*What needs to be done:*
Gather each line of the records where "color" appears.

Dataset listings of figures:
[start]

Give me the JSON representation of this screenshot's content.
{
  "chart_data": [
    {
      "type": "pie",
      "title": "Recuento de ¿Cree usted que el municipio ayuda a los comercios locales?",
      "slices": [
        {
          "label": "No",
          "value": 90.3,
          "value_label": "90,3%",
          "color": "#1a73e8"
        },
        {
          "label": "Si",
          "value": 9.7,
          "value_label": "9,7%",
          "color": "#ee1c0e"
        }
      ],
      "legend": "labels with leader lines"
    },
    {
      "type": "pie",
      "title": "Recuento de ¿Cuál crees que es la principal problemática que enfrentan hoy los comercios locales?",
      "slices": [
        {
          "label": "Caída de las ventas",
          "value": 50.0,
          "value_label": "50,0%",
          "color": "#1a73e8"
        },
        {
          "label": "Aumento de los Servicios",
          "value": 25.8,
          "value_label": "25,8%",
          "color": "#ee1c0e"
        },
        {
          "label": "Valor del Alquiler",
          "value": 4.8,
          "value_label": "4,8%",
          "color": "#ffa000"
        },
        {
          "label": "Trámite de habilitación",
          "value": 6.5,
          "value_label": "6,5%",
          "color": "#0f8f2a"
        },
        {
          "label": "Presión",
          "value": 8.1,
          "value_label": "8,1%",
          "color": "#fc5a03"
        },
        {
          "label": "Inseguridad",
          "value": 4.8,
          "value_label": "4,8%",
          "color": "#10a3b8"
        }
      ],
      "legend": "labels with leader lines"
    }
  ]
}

[end]

*The solution:*
          "color": "#1a73e8"
          "color": "#ee1c0e"
          "color": "#1a73e8"
          "color": "#ee1c0e"
          "color": "#ffa000"
          "color": "#0f8f2a"
          "color": "#fc5a03"
          "color": "#10a3b8"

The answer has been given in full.